# What is needed
Write out the entries below once more, exactly, with the pictures left out.

# Given data

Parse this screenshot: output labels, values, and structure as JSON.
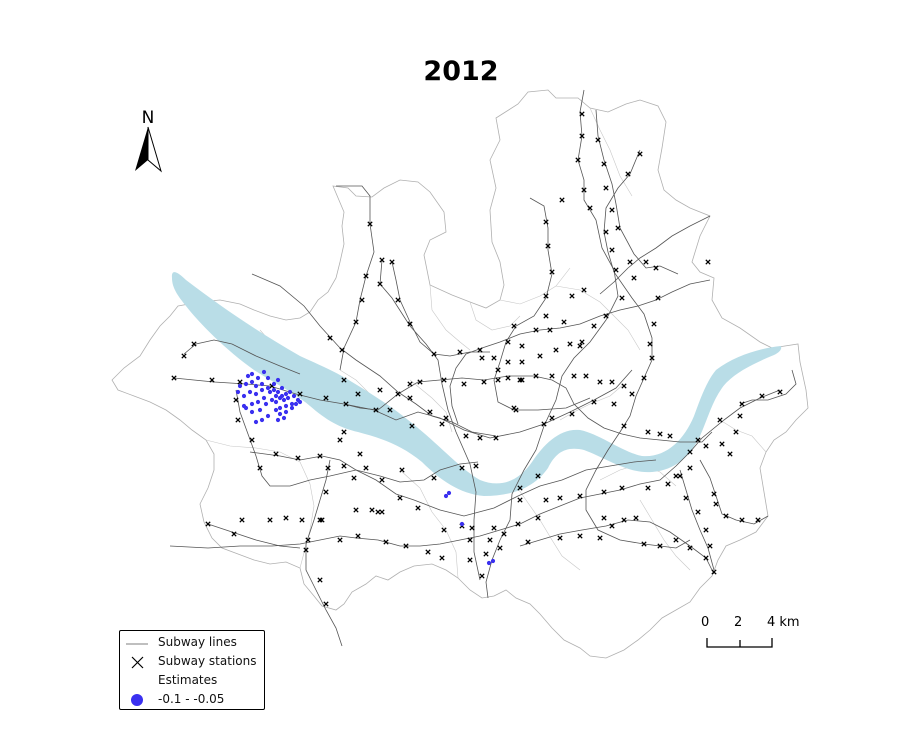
{
  "title": "2012",
  "north_arrow": {
    "label": "N"
  },
  "legend": {
    "lines_label": "Subway lines",
    "stations_label": "Subway stations",
    "estimates_heading": "Estimates",
    "estimates_range": "-0.1 - -0.05"
  },
  "scale_bar": {
    "tick0": "0",
    "tick1": "2",
    "tick2": "4",
    "unit_tick": "4 km"
  },
  "colors": {
    "river": "#b9dde7",
    "estimate": "#3a30f0",
    "boundary": "#b0b0b0",
    "subway": "#555555",
    "station": "#000000"
  },
  "estimates_points_count": 60
}
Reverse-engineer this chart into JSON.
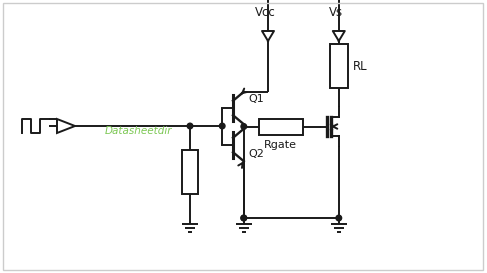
{
  "bg_color": "#ffffff",
  "line_color": "#1a1a1a",
  "text_color": "#1a1a1a",
  "watermark_color": "#7dc855",
  "vcc_label": "Vcc",
  "vs_label": "Vs",
  "q1_label": "Q1",
  "q2_label": "Q2",
  "rgate_label": "Rgate",
  "rl_label": "RL",
  "watermark": "Datasheetdir",
  "border_color": "#cccccc"
}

# The result
Parse this screenshot: output labels, values, and structure as JSON.
{
  "title": "2012",
  "north_arrow": {
    "label": "N"
  },
  "legend": {
    "lines_label": "Subway lines",
    "stations_label": "Subway stations",
    "estimates_heading": "Estimates",
    "estimates_range": "-0.1 - -0.05"
  },
  "scale_bar": {
    "tick0": "0",
    "tick1": "2",
    "tick2": "4",
    "unit_tick": "4 km"
  },
  "colors": {
    "river": "#b9dde7",
    "estimate": "#3a30f0",
    "boundary": "#b0b0b0",
    "subway": "#555555",
    "station": "#000000"
  },
  "estimates_points_count": 60
}
Reverse-engineer this chart into JSON.
{
  "bg_color": "#ffffff",
  "line_color": "#1a1a1a",
  "text_color": "#1a1a1a",
  "watermark_color": "#7dc855",
  "vcc_label": "Vcc",
  "vs_label": "Vs",
  "q1_label": "Q1",
  "q2_label": "Q2",
  "rgate_label": "Rgate",
  "rl_label": "RL",
  "watermark": "Datasheetdir",
  "border_color": "#cccccc"
}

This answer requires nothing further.